▸ Directions for this task:
Tally how many lines hold the string "datetime". Your reply should be that number alone.

Figure contents as structured data
────────────────────────────────────────
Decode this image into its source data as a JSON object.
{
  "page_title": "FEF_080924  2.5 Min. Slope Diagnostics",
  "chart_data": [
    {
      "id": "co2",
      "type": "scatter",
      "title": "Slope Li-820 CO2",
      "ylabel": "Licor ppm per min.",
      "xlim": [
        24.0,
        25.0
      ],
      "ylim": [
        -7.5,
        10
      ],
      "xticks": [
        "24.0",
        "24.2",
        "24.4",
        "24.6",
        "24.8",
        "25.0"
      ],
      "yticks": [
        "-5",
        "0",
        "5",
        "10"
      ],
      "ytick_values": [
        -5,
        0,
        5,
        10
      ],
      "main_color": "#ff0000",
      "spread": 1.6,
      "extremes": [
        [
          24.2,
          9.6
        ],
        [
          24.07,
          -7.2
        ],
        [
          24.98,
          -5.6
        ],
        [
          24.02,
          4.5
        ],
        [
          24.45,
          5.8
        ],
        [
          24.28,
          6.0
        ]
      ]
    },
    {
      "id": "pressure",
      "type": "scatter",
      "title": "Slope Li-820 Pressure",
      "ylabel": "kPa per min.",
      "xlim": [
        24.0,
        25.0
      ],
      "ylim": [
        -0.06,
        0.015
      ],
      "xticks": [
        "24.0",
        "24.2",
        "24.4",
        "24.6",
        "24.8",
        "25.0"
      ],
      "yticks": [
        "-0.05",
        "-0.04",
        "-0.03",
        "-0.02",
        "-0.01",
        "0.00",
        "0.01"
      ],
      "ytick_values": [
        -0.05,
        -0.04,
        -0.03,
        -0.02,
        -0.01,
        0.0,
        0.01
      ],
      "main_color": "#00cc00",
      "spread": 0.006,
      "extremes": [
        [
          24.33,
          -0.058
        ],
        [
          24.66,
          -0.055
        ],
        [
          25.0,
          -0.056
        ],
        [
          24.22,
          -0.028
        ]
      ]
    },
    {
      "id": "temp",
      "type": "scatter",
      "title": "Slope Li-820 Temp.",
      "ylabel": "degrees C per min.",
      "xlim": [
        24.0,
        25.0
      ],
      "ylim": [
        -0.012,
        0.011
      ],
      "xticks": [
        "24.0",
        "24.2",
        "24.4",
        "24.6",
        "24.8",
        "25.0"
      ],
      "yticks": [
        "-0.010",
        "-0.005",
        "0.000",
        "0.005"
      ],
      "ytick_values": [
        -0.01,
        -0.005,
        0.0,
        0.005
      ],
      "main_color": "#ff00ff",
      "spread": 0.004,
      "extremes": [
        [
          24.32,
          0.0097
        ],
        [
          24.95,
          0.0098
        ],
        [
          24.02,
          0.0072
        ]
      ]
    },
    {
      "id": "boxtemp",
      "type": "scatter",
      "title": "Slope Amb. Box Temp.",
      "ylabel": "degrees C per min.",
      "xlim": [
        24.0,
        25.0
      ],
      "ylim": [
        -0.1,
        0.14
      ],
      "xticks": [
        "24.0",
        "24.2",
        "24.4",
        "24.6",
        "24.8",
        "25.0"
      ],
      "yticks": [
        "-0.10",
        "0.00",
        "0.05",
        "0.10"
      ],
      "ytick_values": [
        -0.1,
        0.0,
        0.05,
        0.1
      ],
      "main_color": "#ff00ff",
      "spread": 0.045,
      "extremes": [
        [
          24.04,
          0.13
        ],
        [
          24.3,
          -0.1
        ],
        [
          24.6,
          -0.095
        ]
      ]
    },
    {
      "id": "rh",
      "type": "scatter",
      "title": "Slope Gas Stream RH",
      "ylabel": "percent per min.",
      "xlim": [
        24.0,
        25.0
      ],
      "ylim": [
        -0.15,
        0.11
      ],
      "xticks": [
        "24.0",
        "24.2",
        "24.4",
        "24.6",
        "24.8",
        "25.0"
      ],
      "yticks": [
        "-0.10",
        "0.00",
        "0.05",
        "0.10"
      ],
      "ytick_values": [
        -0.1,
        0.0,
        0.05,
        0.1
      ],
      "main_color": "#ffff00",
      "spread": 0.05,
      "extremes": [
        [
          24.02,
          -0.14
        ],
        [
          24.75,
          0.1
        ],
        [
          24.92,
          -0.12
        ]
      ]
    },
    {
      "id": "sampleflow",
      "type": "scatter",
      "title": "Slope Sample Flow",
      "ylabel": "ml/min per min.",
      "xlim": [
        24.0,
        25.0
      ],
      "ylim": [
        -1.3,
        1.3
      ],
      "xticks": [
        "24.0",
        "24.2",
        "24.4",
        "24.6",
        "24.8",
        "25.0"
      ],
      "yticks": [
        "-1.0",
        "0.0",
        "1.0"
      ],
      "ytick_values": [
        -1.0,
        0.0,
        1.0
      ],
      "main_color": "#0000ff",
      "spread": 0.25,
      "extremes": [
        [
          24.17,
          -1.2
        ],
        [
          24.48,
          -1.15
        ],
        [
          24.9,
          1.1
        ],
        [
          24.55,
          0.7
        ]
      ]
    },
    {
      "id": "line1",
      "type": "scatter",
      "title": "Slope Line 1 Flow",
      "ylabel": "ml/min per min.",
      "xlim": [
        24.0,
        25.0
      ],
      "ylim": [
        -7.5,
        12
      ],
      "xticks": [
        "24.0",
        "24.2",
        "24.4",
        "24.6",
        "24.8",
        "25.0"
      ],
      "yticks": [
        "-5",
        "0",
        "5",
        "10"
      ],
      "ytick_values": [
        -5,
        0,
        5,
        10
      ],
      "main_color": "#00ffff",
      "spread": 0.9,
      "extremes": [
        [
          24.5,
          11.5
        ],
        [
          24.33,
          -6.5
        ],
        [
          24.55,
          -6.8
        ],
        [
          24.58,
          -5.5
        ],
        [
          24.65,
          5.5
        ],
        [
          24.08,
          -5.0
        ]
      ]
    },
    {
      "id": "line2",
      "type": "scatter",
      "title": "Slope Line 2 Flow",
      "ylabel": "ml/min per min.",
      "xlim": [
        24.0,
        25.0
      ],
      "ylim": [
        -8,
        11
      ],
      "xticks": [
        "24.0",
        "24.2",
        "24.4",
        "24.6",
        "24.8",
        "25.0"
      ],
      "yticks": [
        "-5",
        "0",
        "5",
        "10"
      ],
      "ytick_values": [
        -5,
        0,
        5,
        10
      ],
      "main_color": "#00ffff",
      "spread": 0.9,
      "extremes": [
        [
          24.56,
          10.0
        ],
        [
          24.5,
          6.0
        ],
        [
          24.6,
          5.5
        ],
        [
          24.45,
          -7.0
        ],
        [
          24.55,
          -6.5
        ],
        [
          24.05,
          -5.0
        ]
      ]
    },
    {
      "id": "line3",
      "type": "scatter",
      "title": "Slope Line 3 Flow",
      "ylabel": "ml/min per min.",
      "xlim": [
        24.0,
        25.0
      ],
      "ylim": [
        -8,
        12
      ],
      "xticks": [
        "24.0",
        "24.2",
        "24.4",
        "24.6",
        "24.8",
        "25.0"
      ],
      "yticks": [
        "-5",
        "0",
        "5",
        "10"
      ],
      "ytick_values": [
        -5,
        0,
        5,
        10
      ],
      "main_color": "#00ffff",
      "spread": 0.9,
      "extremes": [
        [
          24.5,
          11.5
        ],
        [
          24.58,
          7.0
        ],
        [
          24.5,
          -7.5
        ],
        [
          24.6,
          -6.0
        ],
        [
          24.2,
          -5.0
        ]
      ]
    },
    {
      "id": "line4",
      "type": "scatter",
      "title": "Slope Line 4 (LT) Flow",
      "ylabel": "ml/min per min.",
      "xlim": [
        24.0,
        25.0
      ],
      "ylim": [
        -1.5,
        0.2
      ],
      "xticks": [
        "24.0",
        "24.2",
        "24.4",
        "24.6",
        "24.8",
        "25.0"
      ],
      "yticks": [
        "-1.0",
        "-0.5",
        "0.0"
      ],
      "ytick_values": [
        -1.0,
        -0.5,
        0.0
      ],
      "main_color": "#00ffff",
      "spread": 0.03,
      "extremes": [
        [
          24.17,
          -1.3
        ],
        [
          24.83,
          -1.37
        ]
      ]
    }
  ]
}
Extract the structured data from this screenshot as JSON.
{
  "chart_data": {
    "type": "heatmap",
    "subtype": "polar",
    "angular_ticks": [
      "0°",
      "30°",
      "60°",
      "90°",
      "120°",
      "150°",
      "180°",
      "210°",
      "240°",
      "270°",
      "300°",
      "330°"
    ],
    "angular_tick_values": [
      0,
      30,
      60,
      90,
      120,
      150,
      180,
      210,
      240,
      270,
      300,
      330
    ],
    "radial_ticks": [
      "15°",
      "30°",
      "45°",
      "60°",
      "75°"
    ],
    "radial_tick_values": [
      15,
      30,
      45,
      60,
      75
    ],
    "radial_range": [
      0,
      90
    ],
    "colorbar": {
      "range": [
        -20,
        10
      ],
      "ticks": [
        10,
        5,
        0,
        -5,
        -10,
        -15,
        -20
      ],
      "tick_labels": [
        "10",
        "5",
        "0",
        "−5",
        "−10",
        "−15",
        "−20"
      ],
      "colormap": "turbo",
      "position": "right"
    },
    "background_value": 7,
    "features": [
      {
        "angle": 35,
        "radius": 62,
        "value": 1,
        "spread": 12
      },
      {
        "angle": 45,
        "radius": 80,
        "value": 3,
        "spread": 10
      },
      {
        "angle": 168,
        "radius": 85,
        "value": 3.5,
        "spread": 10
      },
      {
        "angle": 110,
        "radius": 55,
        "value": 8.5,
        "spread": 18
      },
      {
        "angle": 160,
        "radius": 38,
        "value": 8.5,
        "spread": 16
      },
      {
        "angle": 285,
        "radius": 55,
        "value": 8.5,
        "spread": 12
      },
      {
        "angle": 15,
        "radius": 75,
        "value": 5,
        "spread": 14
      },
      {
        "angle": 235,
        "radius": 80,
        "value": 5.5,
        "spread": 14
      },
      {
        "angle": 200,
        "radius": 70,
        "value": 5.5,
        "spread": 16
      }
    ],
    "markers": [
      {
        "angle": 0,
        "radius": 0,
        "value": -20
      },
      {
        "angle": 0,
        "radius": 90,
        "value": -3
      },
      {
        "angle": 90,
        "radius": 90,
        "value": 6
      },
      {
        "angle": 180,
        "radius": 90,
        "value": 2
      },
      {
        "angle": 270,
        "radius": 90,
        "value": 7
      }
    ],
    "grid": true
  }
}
────────────────────────────────────────
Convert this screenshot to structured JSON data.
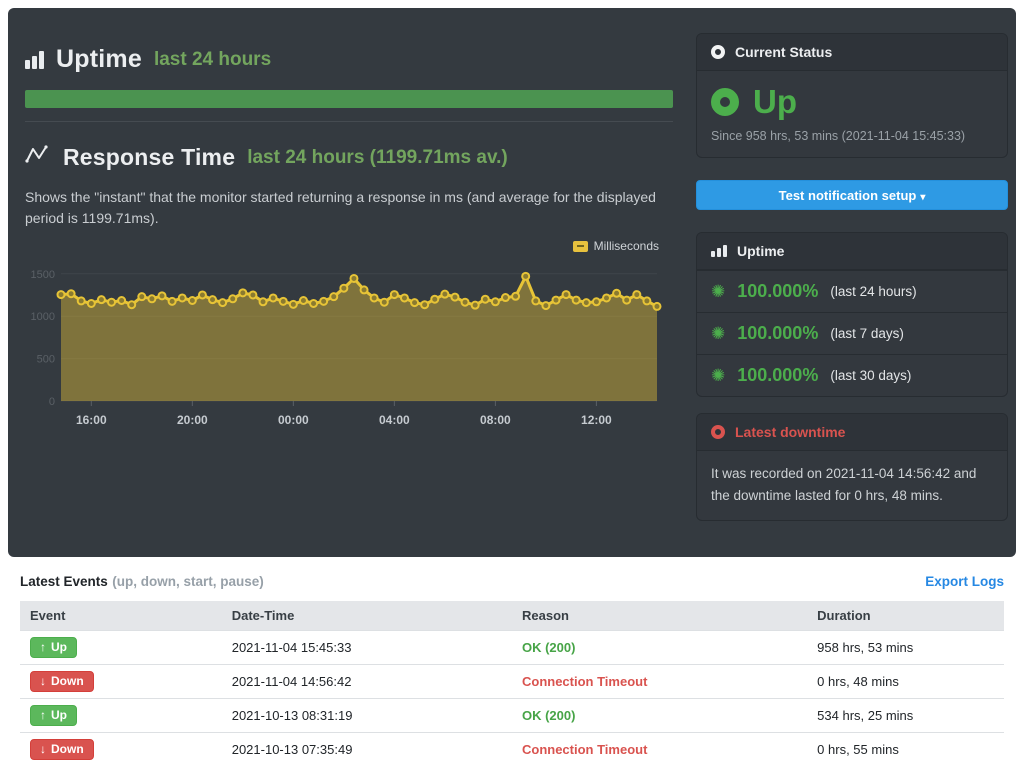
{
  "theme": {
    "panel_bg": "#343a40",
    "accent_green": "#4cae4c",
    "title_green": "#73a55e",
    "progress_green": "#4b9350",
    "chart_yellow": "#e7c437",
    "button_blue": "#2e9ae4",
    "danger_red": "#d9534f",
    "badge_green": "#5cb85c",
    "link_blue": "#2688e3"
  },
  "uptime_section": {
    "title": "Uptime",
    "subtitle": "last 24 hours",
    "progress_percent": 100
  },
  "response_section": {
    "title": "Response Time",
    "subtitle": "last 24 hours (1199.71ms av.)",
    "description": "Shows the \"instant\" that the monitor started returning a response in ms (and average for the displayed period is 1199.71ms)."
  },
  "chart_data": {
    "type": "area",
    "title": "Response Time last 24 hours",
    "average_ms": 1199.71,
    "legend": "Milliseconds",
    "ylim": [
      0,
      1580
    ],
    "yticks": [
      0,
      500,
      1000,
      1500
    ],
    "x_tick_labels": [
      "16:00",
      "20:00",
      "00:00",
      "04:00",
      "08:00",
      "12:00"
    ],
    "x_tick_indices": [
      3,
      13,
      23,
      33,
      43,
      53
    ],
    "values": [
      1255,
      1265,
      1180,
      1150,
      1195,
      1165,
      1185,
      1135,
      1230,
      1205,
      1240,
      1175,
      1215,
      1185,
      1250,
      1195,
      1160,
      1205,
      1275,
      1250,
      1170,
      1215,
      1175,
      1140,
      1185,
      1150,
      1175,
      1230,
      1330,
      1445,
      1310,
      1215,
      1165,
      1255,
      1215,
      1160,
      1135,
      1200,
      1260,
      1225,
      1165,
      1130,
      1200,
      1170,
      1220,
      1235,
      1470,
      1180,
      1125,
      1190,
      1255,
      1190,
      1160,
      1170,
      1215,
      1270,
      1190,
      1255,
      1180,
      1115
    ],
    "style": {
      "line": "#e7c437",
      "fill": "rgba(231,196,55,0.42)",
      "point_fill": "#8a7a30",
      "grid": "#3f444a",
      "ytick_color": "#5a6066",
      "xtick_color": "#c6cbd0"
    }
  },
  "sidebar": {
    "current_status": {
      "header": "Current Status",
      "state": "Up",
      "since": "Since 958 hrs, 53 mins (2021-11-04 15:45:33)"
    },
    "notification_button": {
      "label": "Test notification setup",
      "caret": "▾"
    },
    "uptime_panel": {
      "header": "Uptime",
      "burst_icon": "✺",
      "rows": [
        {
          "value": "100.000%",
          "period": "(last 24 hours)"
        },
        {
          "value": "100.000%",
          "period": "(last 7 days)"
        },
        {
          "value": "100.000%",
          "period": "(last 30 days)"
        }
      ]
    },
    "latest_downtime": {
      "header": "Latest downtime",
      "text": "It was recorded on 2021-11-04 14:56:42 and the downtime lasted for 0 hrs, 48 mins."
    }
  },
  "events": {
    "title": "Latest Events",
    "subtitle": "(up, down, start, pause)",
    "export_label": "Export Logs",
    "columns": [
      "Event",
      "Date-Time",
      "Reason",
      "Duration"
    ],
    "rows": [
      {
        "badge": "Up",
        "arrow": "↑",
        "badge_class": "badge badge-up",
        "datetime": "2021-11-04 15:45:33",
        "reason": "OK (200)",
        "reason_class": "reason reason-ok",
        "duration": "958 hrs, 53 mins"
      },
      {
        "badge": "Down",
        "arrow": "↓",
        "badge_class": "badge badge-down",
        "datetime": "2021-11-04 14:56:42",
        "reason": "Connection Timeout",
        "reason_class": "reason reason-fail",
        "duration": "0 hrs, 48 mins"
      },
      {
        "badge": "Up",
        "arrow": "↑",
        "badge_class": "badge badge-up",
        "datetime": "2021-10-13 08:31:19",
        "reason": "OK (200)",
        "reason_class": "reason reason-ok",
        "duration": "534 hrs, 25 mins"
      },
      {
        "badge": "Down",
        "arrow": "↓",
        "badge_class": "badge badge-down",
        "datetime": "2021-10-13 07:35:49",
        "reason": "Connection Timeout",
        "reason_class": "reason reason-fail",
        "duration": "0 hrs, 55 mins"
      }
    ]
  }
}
────────────────────────────────────────
▸ Output below:
4